*GIVEN EXERCISE*. Make an exact copy of the lines, leaving the pictures out.

┏━━

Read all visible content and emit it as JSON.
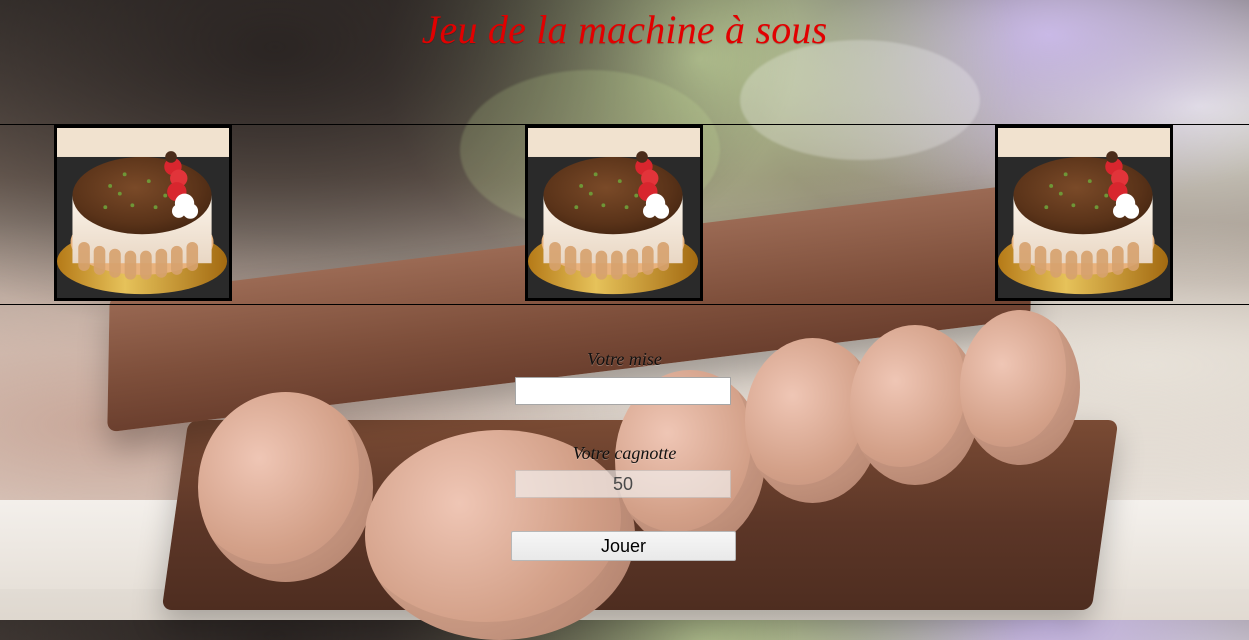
{
  "title": "Jeu de la machine à sous",
  "reels": [
    {
      "symbol": "dessert-cake"
    },
    {
      "symbol": "dessert-cake"
    },
    {
      "symbol": "dessert-cake"
    }
  ],
  "bet": {
    "label": "Votre mise",
    "value": "",
    "placeholder": ""
  },
  "bank": {
    "label": "Votre cagnotte",
    "value": "50"
  },
  "play_button": {
    "label": "Jouer"
  },
  "colors": {
    "title": "#e20000",
    "reel_border": "#000000"
  }
}
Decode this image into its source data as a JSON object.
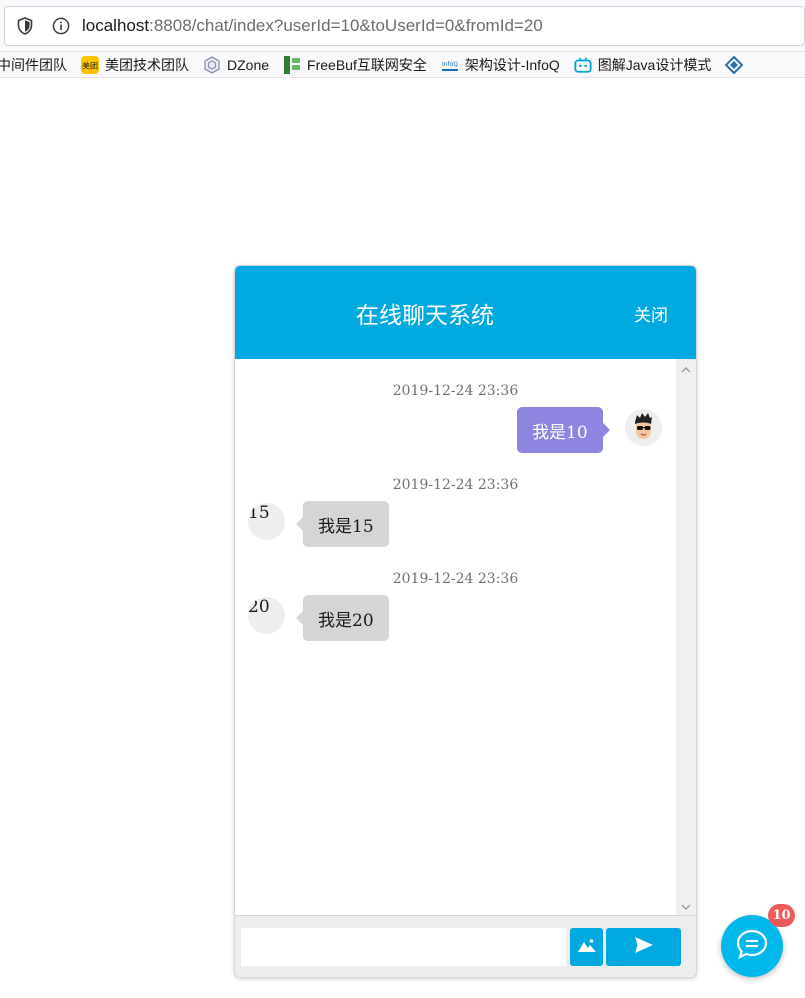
{
  "browser": {
    "url_host": "localhost",
    "url_rest": ":8808/chat/index?userId=10&toUserId=0&fromId=20"
  },
  "bookmarks": [
    {
      "label": "中间件团队",
      "icon": "none"
    },
    {
      "label": "美团技术团队",
      "icon": "meituan-icon",
      "icon_text": "美团",
      "color": "#ffc300"
    },
    {
      "label": "DZone",
      "icon": "dzone-icon",
      "color": "#8a8fb0"
    },
    {
      "label": "FreeBuf互联网安全",
      "icon": "freebuf-icon",
      "color": "#43a047"
    },
    {
      "label": "架构设计-InfoQ",
      "icon": "infoq-icon",
      "icon_text": "InfoQ",
      "color": "#1a6bb8"
    },
    {
      "label": "图解Java设计模式",
      "icon": "bilibili-icon",
      "color": "#00a1d6"
    },
    {
      "label": "",
      "icon": "diamond-icon",
      "color": "#2a6fb0"
    }
  ],
  "chat": {
    "title": "在线聊天系统",
    "close_label": "关闭",
    "colors": {
      "header": "#00a9df",
      "my_bubble": "#8d85e0",
      "other_bubble": "#d5d5d5",
      "badge": "#f05a5a"
    },
    "messages": [
      {
        "time": "2019-12-24 23:36",
        "text": "我是10",
        "side": "right",
        "avatar": "cartoon-avatar"
      },
      {
        "time": "2019-12-24 23:36",
        "text": "我是15",
        "side": "left",
        "avatar_label": "15"
      },
      {
        "time": "2019-12-24 23:36",
        "text": "我是20",
        "side": "left",
        "avatar_label": "20"
      }
    ],
    "input": {
      "value": "",
      "placeholder": ""
    }
  },
  "launcher": {
    "badge_count": "10"
  }
}
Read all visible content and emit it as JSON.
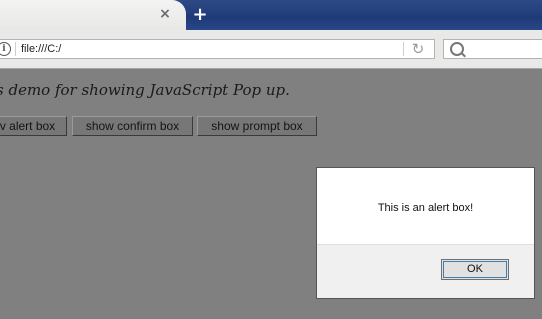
{
  "browser": {
    "tab": {
      "close_glyph": "×"
    },
    "new_tab_glyph": "+",
    "address_bar": {
      "url": "file:///C:/",
      "info_glyph": "i",
      "reload_glyph": "↻"
    },
    "search_bar": {
      "value": ""
    }
  },
  "page": {
    "intro_text": "s demo for showing JavaScript Pop up.",
    "buttons": [
      {
        "label": "v alert box"
      },
      {
        "label": "show confirm box"
      },
      {
        "label": "show prompt box"
      }
    ]
  },
  "dialog": {
    "message": "This is an alert box!",
    "ok_label": "OK"
  },
  "colors": {
    "overlay": "#808080",
    "tabbar": "#1f3a78",
    "dialog_bg": "#f0f0f0"
  }
}
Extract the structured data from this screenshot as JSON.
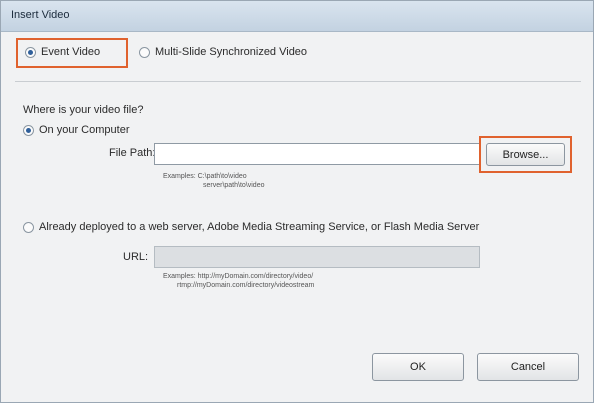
{
  "window": {
    "title": "Insert Video"
  },
  "video_type": {
    "event_video_label": "Event Video",
    "multi_slide_label": "Multi-Slide Synchronized Video",
    "selected": "event_video"
  },
  "source": {
    "question": "Where is your video file?",
    "on_computer_label": "On your Computer",
    "file_path_label": "File Path:",
    "file_path_value": "",
    "browse_label": "Browse...",
    "file_examples_1": "Examples: C:\\path\\to\\video",
    "file_examples_2": "server\\path\\to\\video",
    "web_server_label": "Already deployed to a web server, Adobe Media Streaming Service, or Flash Media Server",
    "url_label": "URL:",
    "url_value": "",
    "url_examples_1": "Examples: http://myDomain.com/directory/video/",
    "url_examples_2": "rtmp://myDomain.com/directory/videostream",
    "selected": "on_computer"
  },
  "buttons": {
    "ok_label": "OK",
    "cancel_label": "Cancel"
  },
  "colors": {
    "highlight": "#e0622e",
    "accent": "#2f5f9a"
  }
}
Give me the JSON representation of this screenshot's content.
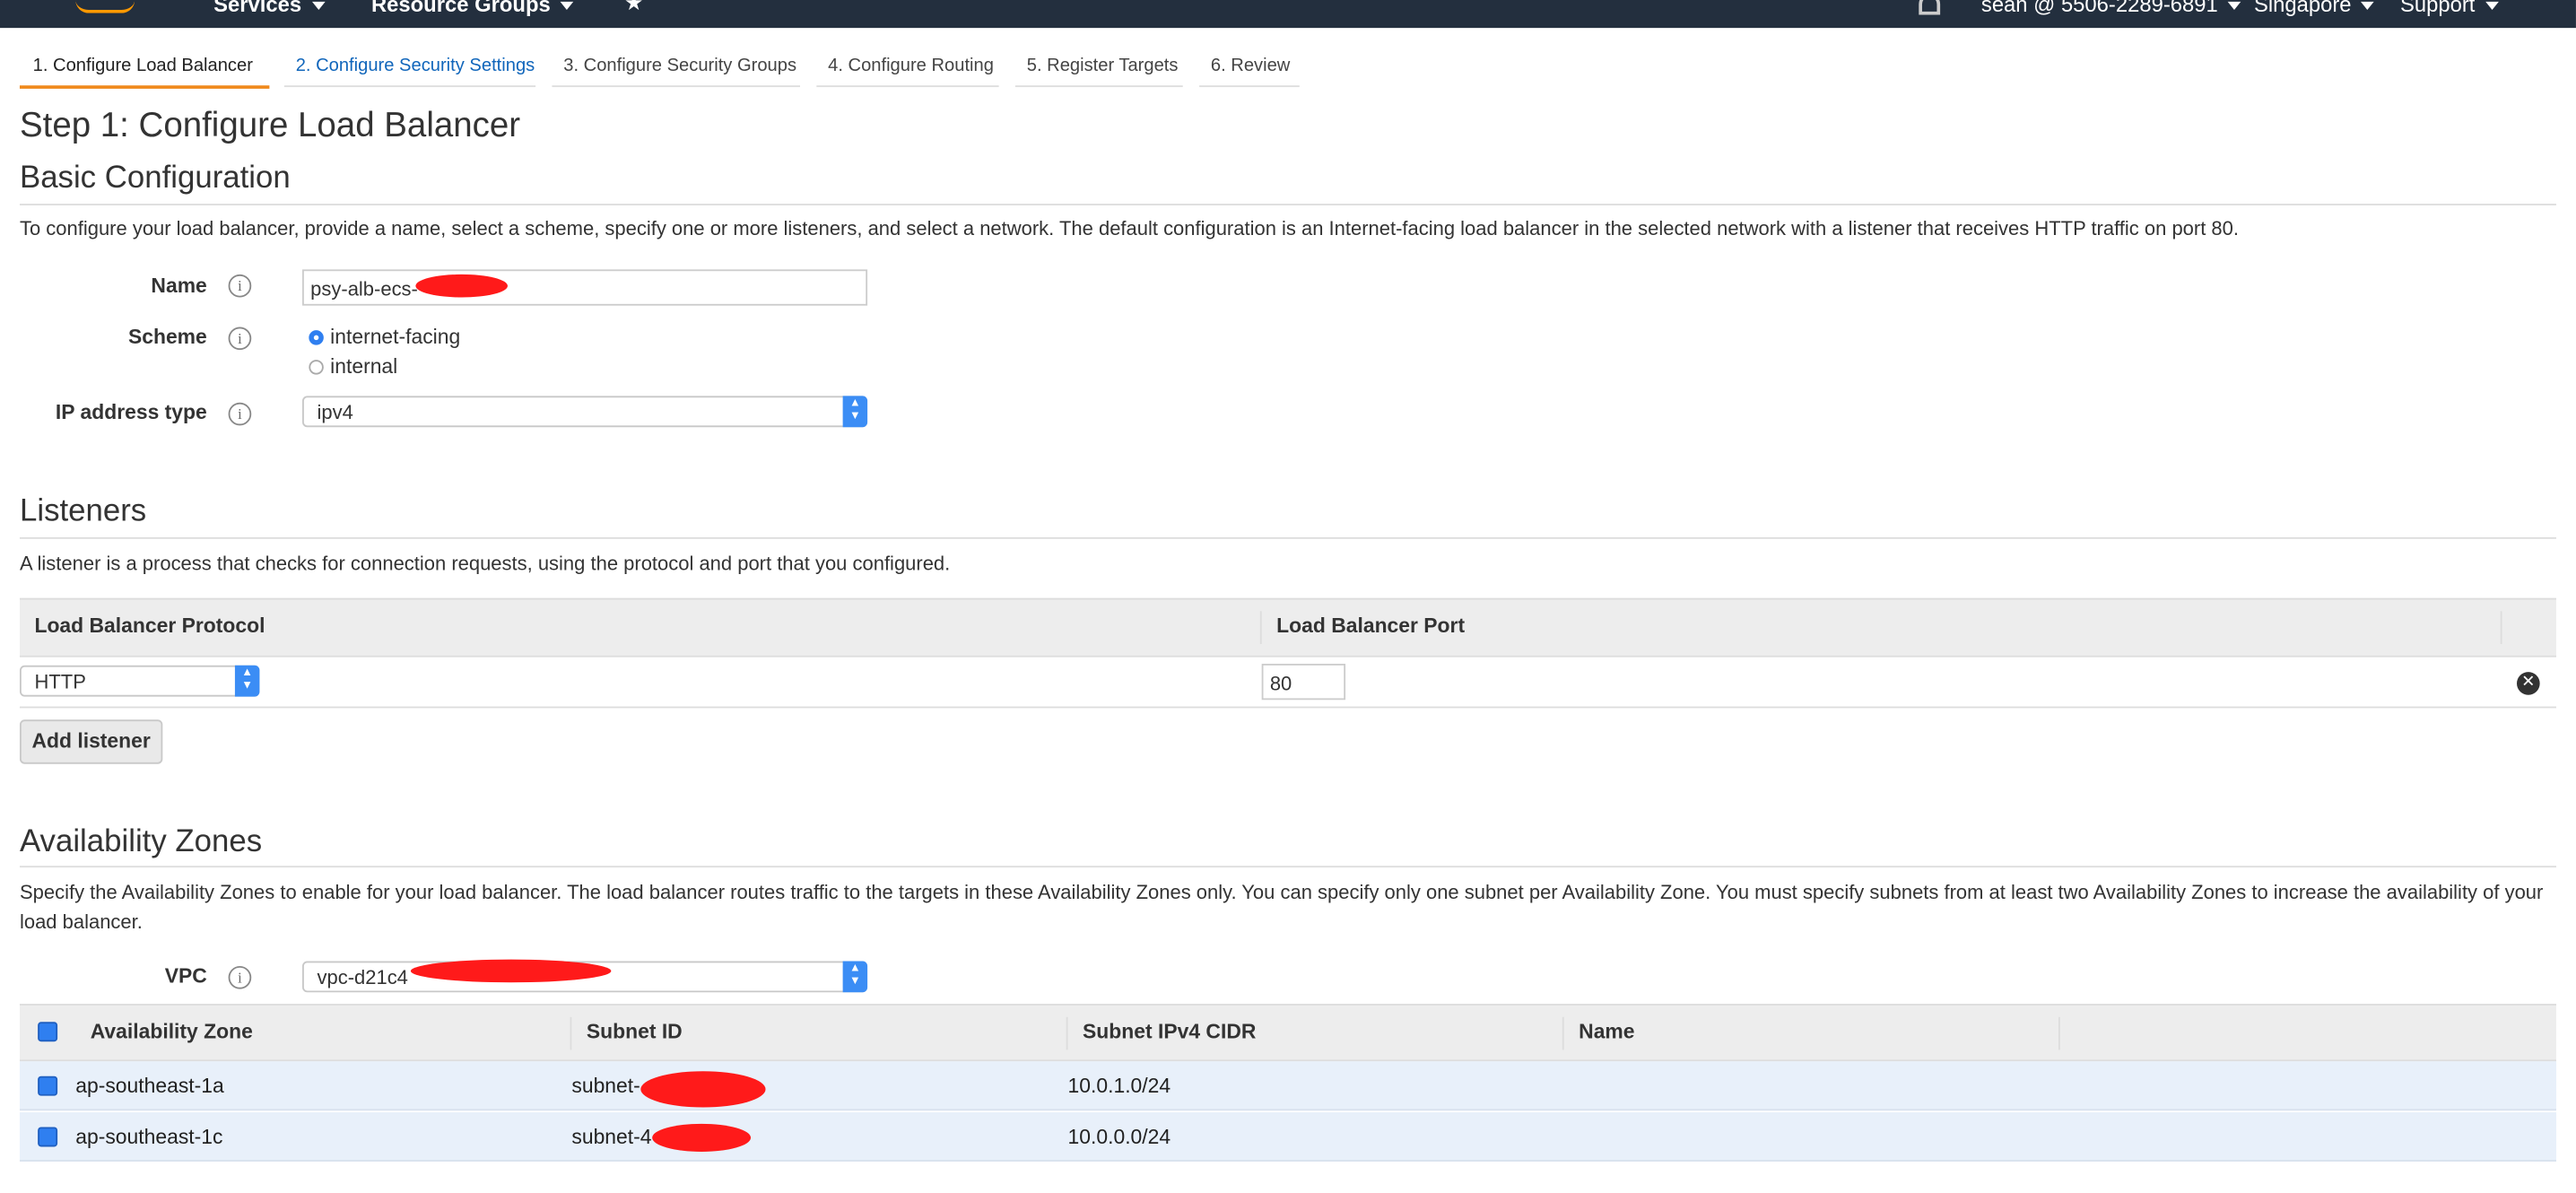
{
  "nav": {
    "services": "Services",
    "resource_groups": "Resource Groups",
    "account": "sean @ 5506-2289-6891",
    "region": "Singapore",
    "support": "Support"
  },
  "tabs": [
    {
      "label": "1. Configure Load Balancer",
      "state": "active"
    },
    {
      "label": "2. Configure Security Settings",
      "state": "link"
    },
    {
      "label": "3. Configure Security Groups",
      "state": "normal"
    },
    {
      "label": "4. Configure Routing",
      "state": "normal"
    },
    {
      "label": "5. Register Targets",
      "state": "normal"
    },
    {
      "label": "6. Review",
      "state": "normal"
    }
  ],
  "page_title": "Step 1: Configure Load Balancer",
  "basic": {
    "heading": "Basic Configuration",
    "description": "To configure your load balancer, provide a name, select a scheme, specify one or more listeners, and select a network. The default configuration is an Internet-facing load balancer in the selected network with a listener that receives HTTP traffic on port 80.",
    "name_label": "Name",
    "name_value": "psy-alb-ecs-",
    "scheme_label": "Scheme",
    "scheme_options": [
      "internet-facing",
      "internal"
    ],
    "scheme_selected": "internet-facing",
    "ip_label": "IP address type",
    "ip_value": "ipv4"
  },
  "listeners": {
    "heading": "Listeners",
    "description": "A listener is a process that checks for connection requests, using the protocol and port that you configured.",
    "col_protocol": "Load Balancer Protocol",
    "col_port": "Load Balancer Port",
    "rows": [
      {
        "protocol": "HTTP",
        "port": "80"
      }
    ],
    "add_button": "Add listener"
  },
  "az": {
    "heading": "Availability Zones",
    "description": "Specify the Availability Zones to enable for your load balancer. The load balancer routes traffic to the targets in these Availability Zones only. You can specify only one subnet per Availability Zone. You must specify subnets from at least two Availability Zones to increase the availability of your load balancer.",
    "vpc_label": "VPC",
    "vpc_value": "vpc-d21c4",
    "columns": [
      "Availability Zone",
      "Subnet ID",
      "Subnet IPv4 CIDR",
      "Name"
    ],
    "rows": [
      {
        "zone": "ap-southeast-1a",
        "subnet": "subnet-",
        "cidr": "10.0.1.0/24",
        "name": ""
      },
      {
        "zone": "ap-southeast-1c",
        "subnet": "subnet-4",
        "cidr": "10.0.0.0/24",
        "name": ""
      }
    ]
  },
  "colors": {
    "nav_bg": "#232f3e",
    "active_tab_underline": "#f08a1c",
    "link_blue": "#1166bb",
    "selected_row_bg": "#e8f0fa",
    "redaction": "#ff1a1a"
  }
}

┗━━

*WORKED SOLUTION*.
Read all visible content and emit it as JSON.
{
  "title": "Jeu de la machine à sous",
  "reels": [
    {
      "symbol": "dessert-cake"
    },
    {
      "symbol": "dessert-cake"
    },
    {
      "symbol": "dessert-cake"
    }
  ],
  "bet": {
    "label": "Votre mise",
    "value": "",
    "placeholder": ""
  },
  "bank": {
    "label": "Votre cagnotte",
    "value": "50"
  },
  "play_button": {
    "label": "Jouer"
  },
  "colors": {
    "title": "#e20000",
    "reel_border": "#000000"
  }
}
Decode this image into its source data as a JSON object.
{
  "browser": {
    "url_host": "localhost",
    "url_rest": ":8808/chat/index?userId=10&toUserId=0&fromId=20"
  },
  "bookmarks": [
    {
      "label": "中间件团队",
      "icon": "none"
    },
    {
      "label": "美团技术团队",
      "icon": "meituan-icon",
      "icon_text": "美团",
      "color": "#ffc300"
    },
    {
      "label": "DZone",
      "icon": "dzone-icon",
      "color": "#8a8fb0"
    },
    {
      "label": "FreeBuf互联网安全",
      "icon": "freebuf-icon",
      "color": "#43a047"
    },
    {
      "label": "架构设计-InfoQ",
      "icon": "infoq-icon",
      "icon_text": "InfoQ",
      "color": "#1a6bb8"
    },
    {
      "label": "图解Java设计模式",
      "icon": "bilibili-icon",
      "color": "#00a1d6"
    },
    {
      "label": "",
      "icon": "diamond-icon",
      "color": "#2a6fb0"
    }
  ],
  "chat": {
    "title": "在线聊天系统",
    "close_label": "关闭",
    "colors": {
      "header": "#00a9df",
      "my_bubble": "#8d85e0",
      "other_bubble": "#d5d5d5",
      "badge": "#f05a5a"
    },
    "messages": [
      {
        "time": "2019-12-24 23:36",
        "text": "我是10",
        "side": "right",
        "avatar": "cartoon-avatar"
      },
      {
        "time": "2019-12-24 23:36",
        "text": "我是15",
        "side": "left",
        "avatar_label": "15"
      },
      {
        "time": "2019-12-24 23:36",
        "text": "我是20",
        "side": "left",
        "avatar_label": "20"
      }
    ],
    "input": {
      "value": "",
      "placeholder": ""
    }
  },
  "launcher": {
    "badge_count": "10"
  }
}
Read all visible content and emit it as JSON.
{
  "browser": {
    "tab": {
      "close_glyph": "×"
    },
    "new_tab_glyph": "+",
    "address_bar": {
      "url": "file:///C:/",
      "info_glyph": "i",
      "reload_glyph": "↻"
    },
    "search_bar": {
      "value": ""
    }
  },
  "page": {
    "intro_text": "s demo for showing JavaScript Pop up.",
    "buttons": [
      {
        "label": "v alert box"
      },
      {
        "label": "show confirm box"
      },
      {
        "label": "show prompt box"
      }
    ]
  },
  "dialog": {
    "message": "This is an alert box!",
    "ok_label": "OK"
  },
  "colors": {
    "overlay": "#808080",
    "tabbar": "#1f3a78",
    "dialog_bg": "#f0f0f0"
  }
}
Extract the structured data from this screenshot as JSON.
{
  "window": {
    "title": "Insert Video"
  },
  "video_type": {
    "event_video_label": "Event Video",
    "multi_slide_label": "Multi-Slide Synchronized Video",
    "selected": "event_video"
  },
  "source": {
    "question": "Where is your video file?",
    "on_computer_label": "On your Computer",
    "file_path_label": "File Path:",
    "file_path_value": "",
    "browse_label": "Browse...",
    "file_examples_1": "Examples: C:\\path\\to\\video",
    "file_examples_2": "server\\path\\to\\video",
    "web_server_label": "Already deployed to a web server, Adobe Media Streaming Service, or Flash Media Server",
    "url_label": "URL:",
    "url_value": "",
    "url_examples_1": "Examples: http://myDomain.com/directory/video/",
    "url_examples_2": "rtmp://myDomain.com/directory/videostream",
    "selected": "on_computer"
  },
  "buttons": {
    "ok_label": "OK",
    "cancel_label": "Cancel"
  },
  "colors": {
    "highlight": "#e0622e",
    "accent": "#2f5f9a"
  }
}
Give me the JSON representation of this screenshot's content.
{
  "nav": {
    "services": "Services",
    "resource_groups": "Resource Groups",
    "account": "sean @ 5506-2289-6891",
    "region": "Singapore",
    "support": "Support"
  },
  "tabs": [
    {
      "label": "1. Configure Load Balancer",
      "state": "active"
    },
    {
      "label": "2. Configure Security Settings",
      "state": "link"
    },
    {
      "label": "3. Configure Security Groups",
      "state": "normal"
    },
    {
      "label": "4. Configure Routing",
      "state": "normal"
    },
    {
      "label": "5. Register Targets",
      "state": "normal"
    },
    {
      "label": "6. Review",
      "state": "normal"
    }
  ],
  "page_title": "Step 1: Configure Load Balancer",
  "basic": {
    "heading": "Basic Configuration",
    "description": "To configure your load balancer, provide a name, select a scheme, specify one or more listeners, and select a network. The default configuration is an Internet-facing load balancer in the selected network with a listener that receives HTTP traffic on port 80.",
    "name_label": "Name",
    "name_value": "psy-alb-ecs-",
    "scheme_label": "Scheme",
    "scheme_options": [
      "internet-facing",
      "internal"
    ],
    "scheme_selected": "internet-facing",
    "ip_label": "IP address type",
    "ip_value": "ipv4"
  },
  "listeners": {
    "heading": "Listeners",
    "description": "A listener is a process that checks for connection requests, using the protocol and port that you configured.",
    "col_protocol": "Load Balancer Protocol",
    "col_port": "Load Balancer Port",
    "rows": [
      {
        "protocol": "HTTP",
        "port": "80"
      }
    ],
    "add_button": "Add listener"
  },
  "az": {
    "heading": "Availability Zones",
    "description": "Specify the Availability Zones to enable for your load balancer. The load balancer routes traffic to the targets in these Availability Zones only. You can specify only one subnet per Availability Zone. You must specify subnets from at least two Availability Zones to increase the availability of your load balancer.",
    "vpc_label": "VPC",
    "vpc_value": "vpc-d21c4",
    "columns": [
      "Availability Zone",
      "Subnet ID",
      "Subnet IPv4 CIDR",
      "Name"
    ],
    "rows": [
      {
        "zone": "ap-southeast-1a",
        "subnet": "subnet-",
        "cidr": "10.0.1.0/24",
        "name": ""
      },
      {
        "zone": "ap-southeast-1c",
        "subnet": "subnet-4",
        "cidr": "10.0.0.0/24",
        "name": ""
      }
    ]
  },
  "colors": {
    "nav_bg": "#232f3e",
    "active_tab_underline": "#f08a1c",
    "link_blue": "#1166bb",
    "selected_row_bg": "#e8f0fa",
    "redaction": "#ff1a1a"
  }
}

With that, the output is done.